REQUIRED WORK —
The records that follow are to be repeated exactly, with the pictures removed.

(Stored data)
════════════════

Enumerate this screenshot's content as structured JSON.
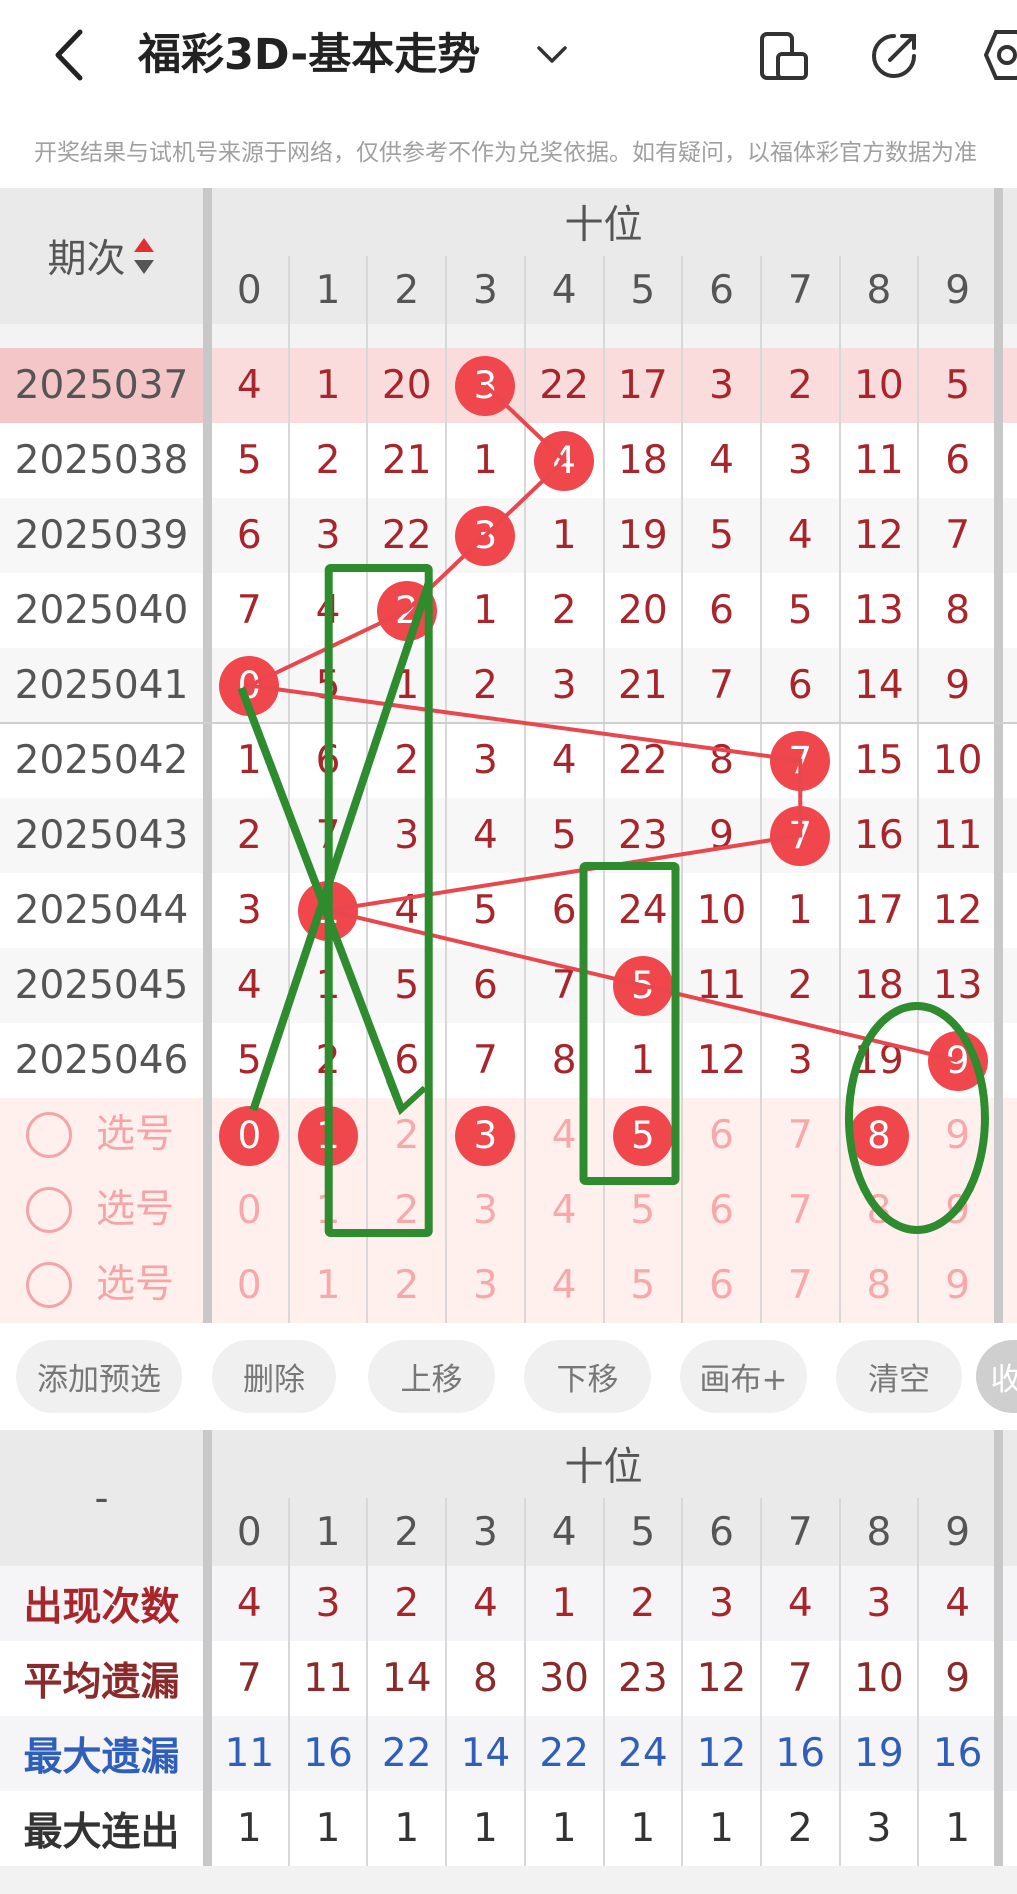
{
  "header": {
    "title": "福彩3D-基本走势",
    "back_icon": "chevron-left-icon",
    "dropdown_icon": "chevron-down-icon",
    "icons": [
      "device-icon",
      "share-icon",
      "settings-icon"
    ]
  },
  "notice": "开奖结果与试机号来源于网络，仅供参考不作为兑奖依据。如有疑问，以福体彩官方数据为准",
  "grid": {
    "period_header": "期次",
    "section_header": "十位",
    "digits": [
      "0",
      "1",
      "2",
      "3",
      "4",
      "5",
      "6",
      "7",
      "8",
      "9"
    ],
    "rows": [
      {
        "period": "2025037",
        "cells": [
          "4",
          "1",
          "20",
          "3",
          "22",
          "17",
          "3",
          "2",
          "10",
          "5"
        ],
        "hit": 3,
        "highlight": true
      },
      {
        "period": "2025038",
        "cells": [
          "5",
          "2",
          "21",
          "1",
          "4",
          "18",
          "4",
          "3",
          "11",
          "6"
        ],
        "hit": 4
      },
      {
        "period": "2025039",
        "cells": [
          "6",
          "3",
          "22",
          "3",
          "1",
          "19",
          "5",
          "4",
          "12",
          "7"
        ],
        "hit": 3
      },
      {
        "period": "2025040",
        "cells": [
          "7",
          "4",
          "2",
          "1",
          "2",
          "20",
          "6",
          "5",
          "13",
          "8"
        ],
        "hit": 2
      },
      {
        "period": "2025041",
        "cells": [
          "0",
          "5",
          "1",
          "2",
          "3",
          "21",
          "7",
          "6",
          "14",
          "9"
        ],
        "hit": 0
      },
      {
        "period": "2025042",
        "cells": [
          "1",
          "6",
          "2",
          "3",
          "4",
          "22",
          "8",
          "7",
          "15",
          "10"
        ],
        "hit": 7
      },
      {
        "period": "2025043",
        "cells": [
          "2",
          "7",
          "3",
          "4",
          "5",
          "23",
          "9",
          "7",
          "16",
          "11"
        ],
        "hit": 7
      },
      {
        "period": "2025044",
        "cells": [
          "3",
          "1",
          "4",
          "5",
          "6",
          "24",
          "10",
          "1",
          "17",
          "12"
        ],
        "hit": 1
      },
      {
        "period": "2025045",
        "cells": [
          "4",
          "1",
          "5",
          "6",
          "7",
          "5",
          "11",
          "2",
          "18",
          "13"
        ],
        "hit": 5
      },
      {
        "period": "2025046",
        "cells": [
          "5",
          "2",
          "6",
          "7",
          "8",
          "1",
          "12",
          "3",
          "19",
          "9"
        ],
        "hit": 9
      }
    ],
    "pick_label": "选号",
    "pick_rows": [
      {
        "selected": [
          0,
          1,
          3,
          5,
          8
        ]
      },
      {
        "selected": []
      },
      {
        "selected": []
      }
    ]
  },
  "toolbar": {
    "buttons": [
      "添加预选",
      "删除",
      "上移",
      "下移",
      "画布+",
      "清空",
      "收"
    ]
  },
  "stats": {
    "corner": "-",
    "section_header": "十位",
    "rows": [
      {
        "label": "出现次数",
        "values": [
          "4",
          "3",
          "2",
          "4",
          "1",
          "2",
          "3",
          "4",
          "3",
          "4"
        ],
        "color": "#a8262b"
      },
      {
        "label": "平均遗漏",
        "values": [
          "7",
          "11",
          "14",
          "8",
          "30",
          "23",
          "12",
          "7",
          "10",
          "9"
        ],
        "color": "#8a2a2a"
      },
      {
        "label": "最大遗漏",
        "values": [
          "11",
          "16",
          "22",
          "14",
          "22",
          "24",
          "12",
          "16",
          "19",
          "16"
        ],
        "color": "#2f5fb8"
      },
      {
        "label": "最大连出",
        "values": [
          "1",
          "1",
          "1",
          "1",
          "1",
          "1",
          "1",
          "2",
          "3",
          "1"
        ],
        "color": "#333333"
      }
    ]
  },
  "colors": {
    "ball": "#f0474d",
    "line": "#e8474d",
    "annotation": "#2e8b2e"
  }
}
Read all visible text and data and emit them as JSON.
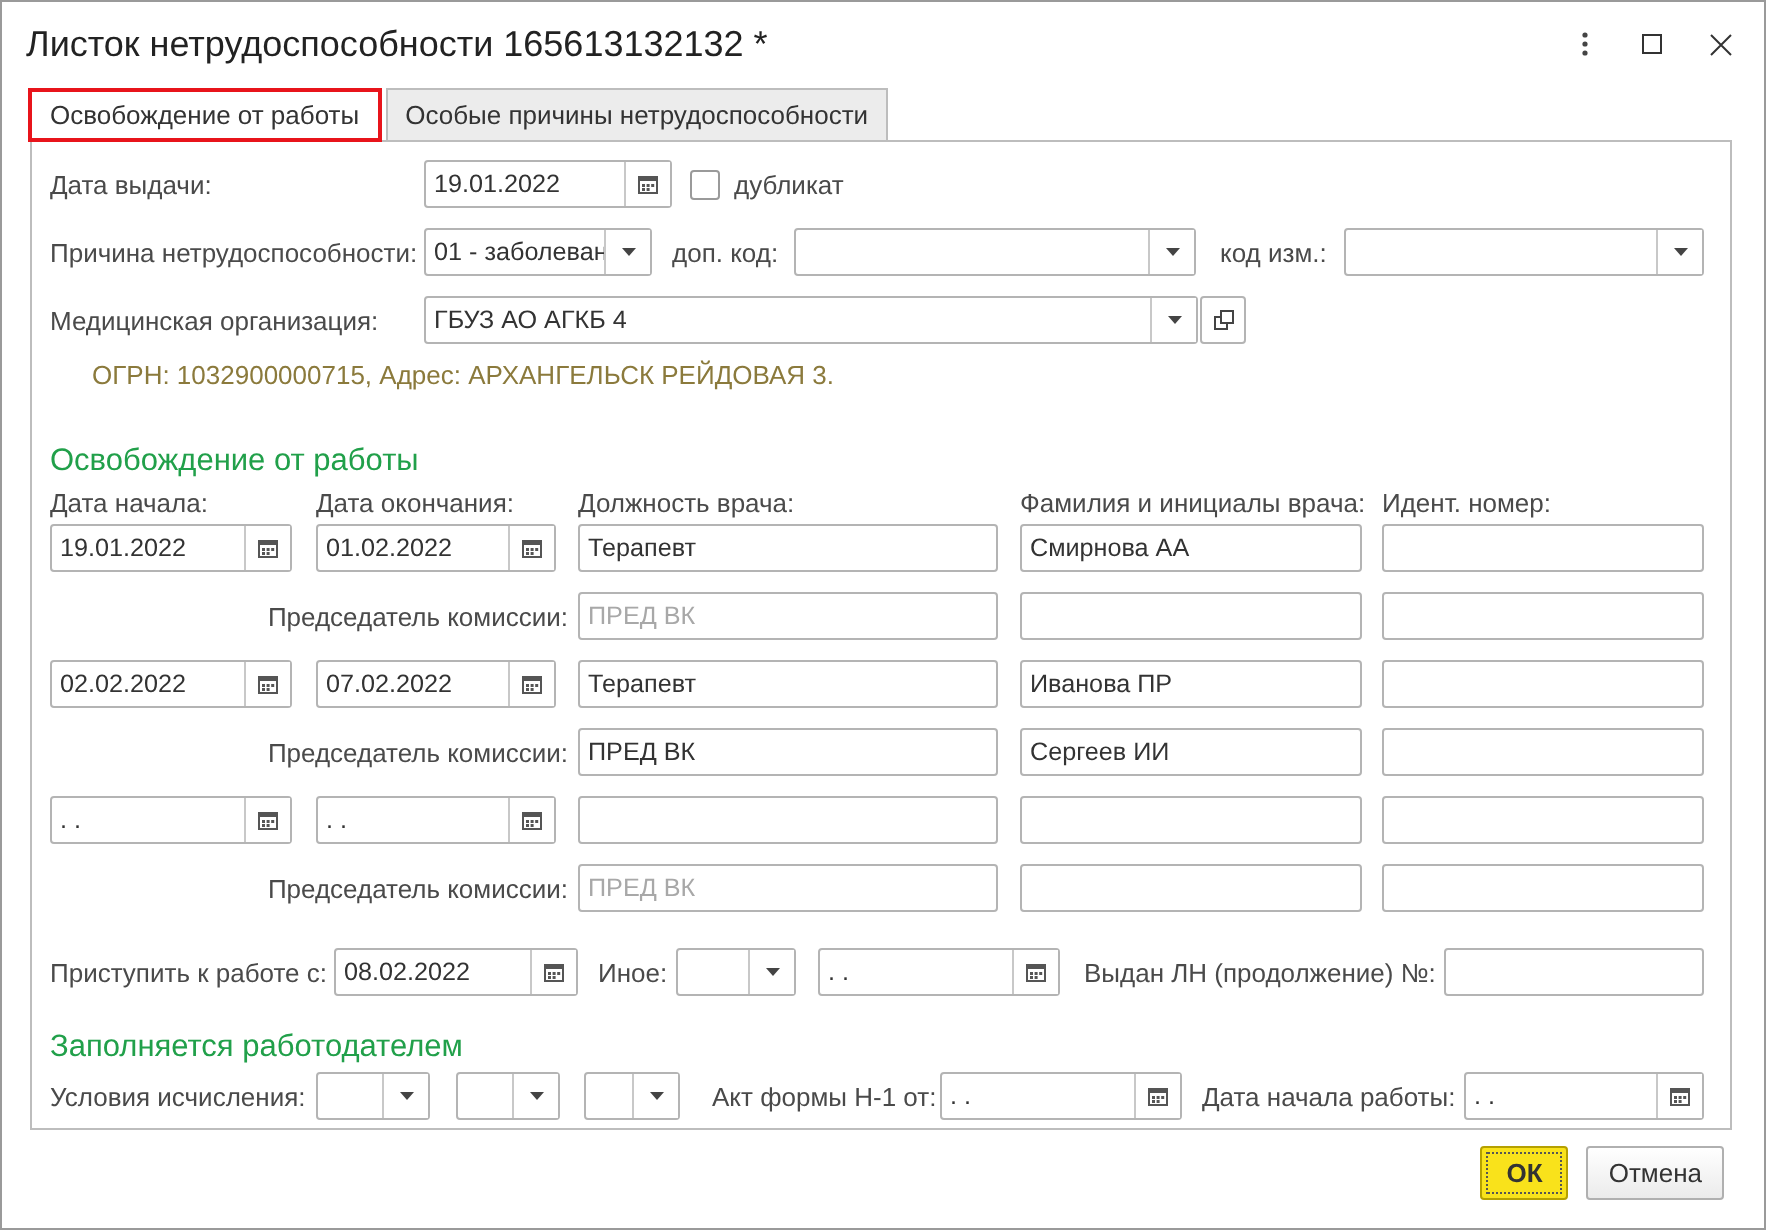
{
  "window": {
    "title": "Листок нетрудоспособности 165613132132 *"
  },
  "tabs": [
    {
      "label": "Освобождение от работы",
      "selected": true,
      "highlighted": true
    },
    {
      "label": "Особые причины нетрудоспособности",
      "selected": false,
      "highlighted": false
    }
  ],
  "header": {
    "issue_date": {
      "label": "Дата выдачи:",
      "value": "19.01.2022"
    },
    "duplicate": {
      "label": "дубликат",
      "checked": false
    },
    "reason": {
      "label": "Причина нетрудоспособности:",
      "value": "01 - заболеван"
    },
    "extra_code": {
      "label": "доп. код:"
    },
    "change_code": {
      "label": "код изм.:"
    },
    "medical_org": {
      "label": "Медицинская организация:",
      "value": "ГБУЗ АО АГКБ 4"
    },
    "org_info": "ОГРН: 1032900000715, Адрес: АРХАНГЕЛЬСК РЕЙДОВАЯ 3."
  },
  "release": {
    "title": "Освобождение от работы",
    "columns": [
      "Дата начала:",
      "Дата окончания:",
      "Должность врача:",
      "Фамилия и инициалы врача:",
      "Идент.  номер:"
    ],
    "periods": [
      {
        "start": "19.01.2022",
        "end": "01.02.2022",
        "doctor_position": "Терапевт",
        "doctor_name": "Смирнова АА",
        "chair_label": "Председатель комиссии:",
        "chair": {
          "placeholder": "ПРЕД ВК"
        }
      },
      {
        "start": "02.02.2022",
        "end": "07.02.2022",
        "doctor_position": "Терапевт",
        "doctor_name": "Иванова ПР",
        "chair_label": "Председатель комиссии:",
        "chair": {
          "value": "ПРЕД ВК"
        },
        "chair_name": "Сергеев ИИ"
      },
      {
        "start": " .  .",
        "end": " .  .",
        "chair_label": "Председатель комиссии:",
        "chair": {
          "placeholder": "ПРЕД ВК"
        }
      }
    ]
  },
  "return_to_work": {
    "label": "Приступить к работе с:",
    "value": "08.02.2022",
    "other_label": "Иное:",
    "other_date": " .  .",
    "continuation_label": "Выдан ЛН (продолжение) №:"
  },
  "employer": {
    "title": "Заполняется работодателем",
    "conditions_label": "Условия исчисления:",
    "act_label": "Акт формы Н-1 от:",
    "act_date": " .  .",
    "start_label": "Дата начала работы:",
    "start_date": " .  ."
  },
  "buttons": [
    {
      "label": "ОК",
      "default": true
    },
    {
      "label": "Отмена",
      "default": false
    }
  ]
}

════════════════

RESULT OF THIS TASK —
Enumerate this screenshot's content as structured JSON.
{
  "header": {
    "title": "福彩3D-基本走势",
    "back_icon": "chevron-left-icon",
    "dropdown_icon": "chevron-down-icon",
    "icons": [
      "device-icon",
      "share-icon",
      "settings-icon"
    ]
  },
  "notice": "开奖结果与试机号来源于网络，仅供参考不作为兑奖依据。如有疑问，以福体彩官方数据为准",
  "grid": {
    "period_header": "期次",
    "section_header": "十位",
    "digits": [
      "0",
      "1",
      "2",
      "3",
      "4",
      "5",
      "6",
      "7",
      "8",
      "9"
    ],
    "rows": [
      {
        "period": "2025037",
        "cells": [
          "4",
          "1",
          "20",
          "3",
          "22",
          "17",
          "3",
          "2",
          "10",
          "5"
        ],
        "hit": 3,
        "highlight": true
      },
      {
        "period": "2025038",
        "cells": [
          "5",
          "2",
          "21",
          "1",
          "4",
          "18",
          "4",
          "3",
          "11",
          "6"
        ],
        "hit": 4
      },
      {
        "period": "2025039",
        "cells": [
          "6",
          "3",
          "22",
          "3",
          "1",
          "19",
          "5",
          "4",
          "12",
          "7"
        ],
        "hit": 3
      },
      {
        "period": "2025040",
        "cells": [
          "7",
          "4",
          "2",
          "1",
          "2",
          "20",
          "6",
          "5",
          "13",
          "8"
        ],
        "hit": 2
      },
      {
        "period": "2025041",
        "cells": [
          "0",
          "5",
          "1",
          "2",
          "3",
          "21",
          "7",
          "6",
          "14",
          "9"
        ],
        "hit": 0
      },
      {
        "period": "2025042",
        "cells": [
          "1",
          "6",
          "2",
          "3",
          "4",
          "22",
          "8",
          "7",
          "15",
          "10"
        ],
        "hit": 7
      },
      {
        "period": "2025043",
        "cells": [
          "2",
          "7",
          "3",
          "4",
          "5",
          "23",
          "9",
          "7",
          "16",
          "11"
        ],
        "hit": 7
      },
      {
        "period": "2025044",
        "cells": [
          "3",
          "1",
          "4",
          "5",
          "6",
          "24",
          "10",
          "1",
          "17",
          "12"
        ],
        "hit": 1
      },
      {
        "period": "2025045",
        "cells": [
          "4",
          "1",
          "5",
          "6",
          "7",
          "5",
          "11",
          "2",
          "18",
          "13"
        ],
        "hit": 5
      },
      {
        "period": "2025046",
        "cells": [
          "5",
          "2",
          "6",
          "7",
          "8",
          "1",
          "12",
          "3",
          "19",
          "9"
        ],
        "hit": 9
      }
    ],
    "pick_label": "选号",
    "pick_rows": [
      {
        "selected": [
          0,
          1,
          3,
          5,
          8
        ]
      },
      {
        "selected": []
      },
      {
        "selected": []
      }
    ]
  },
  "toolbar": {
    "buttons": [
      "添加预选",
      "删除",
      "上移",
      "下移",
      "画布+",
      "清空",
      "收"
    ]
  },
  "stats": {
    "corner": "-",
    "section_header": "十位",
    "rows": [
      {
        "label": "出现次数",
        "values": [
          "4",
          "3",
          "2",
          "4",
          "1",
          "2",
          "3",
          "4",
          "3",
          "4"
        ],
        "color": "#a8262b"
      },
      {
        "label": "平均遗漏",
        "values": [
          "7",
          "11",
          "14",
          "8",
          "30",
          "23",
          "12",
          "7",
          "10",
          "9"
        ],
        "color": "#8a2a2a"
      },
      {
        "label": "最大遗漏",
        "values": [
          "11",
          "16",
          "22",
          "14",
          "22",
          "24",
          "12",
          "16",
          "19",
          "16"
        ],
        "color": "#2f5fb8"
      },
      {
        "label": "最大连出",
        "values": [
          "1",
          "1",
          "1",
          "1",
          "1",
          "1",
          "1",
          "2",
          "3",
          "1"
        ],
        "color": "#333333"
      }
    ]
  },
  "colors": {
    "ball": "#f0474d",
    "line": "#e8474d",
    "annotation": "#2e8b2e"
  }
}
Read all visible text and data and emit them as JSON.
{
  "window": {
    "title": "Листок нетрудоспособности 165613132132 *"
  },
  "tabs": [
    {
      "label": "Освобождение от работы",
      "selected": true,
      "highlighted": true
    },
    {
      "label": "Особые причины нетрудоспособности",
      "selected": false,
      "highlighted": false
    }
  ],
  "header": {
    "issue_date": {
      "label": "Дата выдачи:",
      "value": "19.01.2022"
    },
    "duplicate": {
      "label": "дубликат",
      "checked": false
    },
    "reason": {
      "label": "Причина нетрудоспособности:",
      "value": "01 - заболеван"
    },
    "extra_code": {
      "label": "доп. код:"
    },
    "change_code": {
      "label": "код изм.:"
    },
    "medical_org": {
      "label": "Медицинская организация:",
      "value": "ГБУЗ АО АГКБ 4"
    },
    "org_info": "ОГРН: 1032900000715, Адрес: АРХАНГЕЛЬСК РЕЙДОВАЯ 3."
  },
  "release": {
    "title": "Освобождение от работы",
    "columns": [
      "Дата начала:",
      "Дата окончания:",
      "Должность врача:",
      "Фамилия и инициалы врача:",
      "Идент.  номер:"
    ],
    "periods": [
      {
        "start": "19.01.2022",
        "end": "01.02.2022",
        "doctor_position": "Терапевт",
        "doctor_name": "Смирнова АА",
        "chair_label": "Председатель комиссии:",
        "chair": {
          "placeholder": "ПРЕД ВК"
        }
      },
      {
        "start": "02.02.2022",
        "end": "07.02.2022",
        "doctor_position": "Терапевт",
        "doctor_name": "Иванова ПР",
        "chair_label": "Председатель комиссии:",
        "chair": {
          "value": "ПРЕД ВК"
        },
        "chair_name": "Сергеев ИИ"
      },
      {
        "start": " .  .",
        "end": " .  .",
        "chair_label": "Председатель комиссии:",
        "chair": {
          "placeholder": "ПРЕД ВК"
        }
      }
    ]
  },
  "return_to_work": {
    "label": "Приступить к работе с:",
    "value": "08.02.2022",
    "other_label": "Иное:",
    "other_date": " .  .",
    "continuation_label": "Выдан ЛН (продолжение) №:"
  },
  "employer": {
    "title": "Заполняется работодателем",
    "conditions_label": "Условия исчисления:",
    "act_label": "Акт формы Н-1 от:",
    "act_date": " .  .",
    "start_label": "Дата начала работы:",
    "start_date": " .  ."
  },
  "buttons": [
    {
      "label": "ОК",
      "default": true
    },
    {
      "label": "Отмена",
      "default": false
    }
  ]
}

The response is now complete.